▶ **What the task requires**: Number the lines of the records from the start through the line containing "- clock-icon[interactable]: [933, 165, 945, 178]", both ends included, and skip any blank lines.

▶ **Provided data**:
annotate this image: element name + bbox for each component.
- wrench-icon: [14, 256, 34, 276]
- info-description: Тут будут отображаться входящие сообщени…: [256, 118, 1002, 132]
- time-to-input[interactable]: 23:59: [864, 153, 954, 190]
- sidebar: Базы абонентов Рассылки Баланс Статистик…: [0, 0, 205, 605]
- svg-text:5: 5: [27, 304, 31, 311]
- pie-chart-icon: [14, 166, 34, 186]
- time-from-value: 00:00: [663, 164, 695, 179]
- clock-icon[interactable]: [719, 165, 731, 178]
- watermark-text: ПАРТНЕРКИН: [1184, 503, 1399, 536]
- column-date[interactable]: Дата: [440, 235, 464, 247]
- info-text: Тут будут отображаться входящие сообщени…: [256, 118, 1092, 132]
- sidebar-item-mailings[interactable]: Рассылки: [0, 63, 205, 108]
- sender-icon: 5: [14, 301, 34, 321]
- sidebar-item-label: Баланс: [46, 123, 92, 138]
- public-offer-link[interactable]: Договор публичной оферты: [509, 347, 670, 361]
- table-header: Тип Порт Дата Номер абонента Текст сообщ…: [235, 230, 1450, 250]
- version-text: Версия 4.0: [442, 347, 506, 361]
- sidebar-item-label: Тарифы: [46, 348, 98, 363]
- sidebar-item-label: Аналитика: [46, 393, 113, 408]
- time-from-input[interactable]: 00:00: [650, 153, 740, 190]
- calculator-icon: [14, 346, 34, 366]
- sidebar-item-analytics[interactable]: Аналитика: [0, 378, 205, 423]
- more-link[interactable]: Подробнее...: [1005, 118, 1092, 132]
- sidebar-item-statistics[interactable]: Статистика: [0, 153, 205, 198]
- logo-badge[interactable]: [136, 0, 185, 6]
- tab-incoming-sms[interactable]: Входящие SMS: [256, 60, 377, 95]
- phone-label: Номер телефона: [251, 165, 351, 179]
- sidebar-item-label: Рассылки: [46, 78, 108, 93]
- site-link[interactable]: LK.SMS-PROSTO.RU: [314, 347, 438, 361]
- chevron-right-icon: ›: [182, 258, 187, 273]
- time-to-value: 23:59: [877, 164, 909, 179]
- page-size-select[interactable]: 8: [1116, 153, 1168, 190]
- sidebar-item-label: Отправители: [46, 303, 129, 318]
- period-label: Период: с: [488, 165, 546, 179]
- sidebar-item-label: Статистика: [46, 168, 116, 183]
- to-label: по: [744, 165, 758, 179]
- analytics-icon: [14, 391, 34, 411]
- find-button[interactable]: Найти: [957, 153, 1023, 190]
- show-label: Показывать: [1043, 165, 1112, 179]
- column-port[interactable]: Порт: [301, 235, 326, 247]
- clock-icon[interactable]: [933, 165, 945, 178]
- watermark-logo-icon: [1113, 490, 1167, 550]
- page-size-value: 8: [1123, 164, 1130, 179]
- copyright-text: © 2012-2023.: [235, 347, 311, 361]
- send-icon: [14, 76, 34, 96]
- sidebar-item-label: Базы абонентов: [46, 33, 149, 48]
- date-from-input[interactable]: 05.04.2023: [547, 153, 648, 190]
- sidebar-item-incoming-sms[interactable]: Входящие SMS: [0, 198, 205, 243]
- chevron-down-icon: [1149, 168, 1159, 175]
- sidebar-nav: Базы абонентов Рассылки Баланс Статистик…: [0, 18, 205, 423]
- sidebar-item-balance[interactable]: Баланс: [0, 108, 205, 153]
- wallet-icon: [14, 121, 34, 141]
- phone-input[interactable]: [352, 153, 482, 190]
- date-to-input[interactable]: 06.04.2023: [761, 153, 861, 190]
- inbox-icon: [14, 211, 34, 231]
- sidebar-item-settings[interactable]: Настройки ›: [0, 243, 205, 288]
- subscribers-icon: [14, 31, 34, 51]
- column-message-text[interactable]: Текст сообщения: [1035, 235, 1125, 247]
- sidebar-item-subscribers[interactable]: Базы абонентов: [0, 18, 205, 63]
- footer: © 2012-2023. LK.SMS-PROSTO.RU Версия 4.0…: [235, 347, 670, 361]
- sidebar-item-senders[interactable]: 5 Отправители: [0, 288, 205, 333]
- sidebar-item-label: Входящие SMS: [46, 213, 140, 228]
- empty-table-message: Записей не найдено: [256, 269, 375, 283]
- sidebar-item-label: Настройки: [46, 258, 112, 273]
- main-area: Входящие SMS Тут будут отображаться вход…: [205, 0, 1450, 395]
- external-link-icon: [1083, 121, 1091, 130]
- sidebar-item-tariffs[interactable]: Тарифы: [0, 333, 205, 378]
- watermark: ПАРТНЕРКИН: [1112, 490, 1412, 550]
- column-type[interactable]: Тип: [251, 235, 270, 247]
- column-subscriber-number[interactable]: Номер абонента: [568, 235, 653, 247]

▶ **The reply**:
1. annotate this image: element name + bbox for each component.
2. - wrench-icon: [14, 256, 34, 276]
3. - info-description: Тут будут отображаться входящие сообщени…: [256, 118, 1002, 132]
4. - time-to-input[interactable]: 23:59: [864, 153, 954, 190]
5. - sidebar: Базы абонентов Рассылки Баланс Статистик…: [0, 0, 205, 605]
6. - svg-text:5: 5: [27, 304, 31, 311]
7. - pie-chart-icon: [14, 166, 34, 186]
8. - time-from-value: 00:00: [663, 164, 695, 179]
9. - clock-icon[interactable]: [719, 165, 731, 178]
10. - watermark-text: ПАРТНЕРКИН: [1184, 503, 1399, 536]
11. - column-date[interactable]: Дата: [440, 235, 464, 247]
12. - info-text: Тут будут отображаться входящие сообщени…: [256, 118, 1092, 132]
13. - sidebar-item-mailings[interactable]: Рассылки: [0, 63, 205, 108]
14. - sender-icon: 5: [14, 301, 34, 321]
15. - sidebar-item-label: Баланс: [46, 123, 92, 138]
16. - public-offer-link[interactable]: Договор публичной оферты: [509, 347, 670, 361]
17. - table-header: Тип Порт Дата Номер абонента Текст сообщ…: [235, 230, 1450, 250]
18. - version-text: Версия 4.0: [442, 347, 506, 361]
19. - sidebar-item-label: Тарифы: [46, 348, 98, 363]
20. - sidebar-item-label: Аналитика: [46, 393, 113, 408]
21. - time-from-input[interactable]: 00:00: [650, 153, 740, 190]
22. - calculator-icon: [14, 346, 34, 366]
23. - sidebar-item-analytics[interactable]: Аналитика: [0, 378, 205, 423]
24. - more-link[interactable]: Подробнее...: [1005, 118, 1092, 132]
25. - sidebar-item-statistics[interactable]: Статистика: [0, 153, 205, 198]
26. - logo-badge[interactable]: [136, 0, 185, 6]
27. - tab-incoming-sms[interactable]: Входящие SMS: [256, 60, 377, 95]
28. - phone-label: Номер телефона: [251, 165, 351, 179]
29. - sidebar-item-label: Рассылки: [46, 78, 108, 93]
30. - site-link[interactable]: LK.SMS-PROSTO.RU: [314, 347, 438, 361]
31. - chevron-right-icon: ›: [182, 258, 187, 273]
32. - time-to-value: 23:59: [877, 164, 909, 179]
33. - page-size-select[interactable]: 8: [1116, 153, 1168, 190]
34. - sidebar-item-label: Отправители: [46, 303, 129, 318]
35. - period-label: Период: с: [488, 165, 546, 179]
36. - sidebar-item-label: Статистика: [46, 168, 116, 183]
37. - to-label: по: [744, 165, 758, 179]
38. - analytics-icon: [14, 391, 34, 411]
39. - find-button[interactable]: Найти: [957, 153, 1023, 190]
40. - show-label: Показывать: [1043, 165, 1112, 179]
41. - column-port[interactable]: Порт: [301, 235, 326, 247]
42. - clock-icon[interactable]: [933, 165, 945, 178]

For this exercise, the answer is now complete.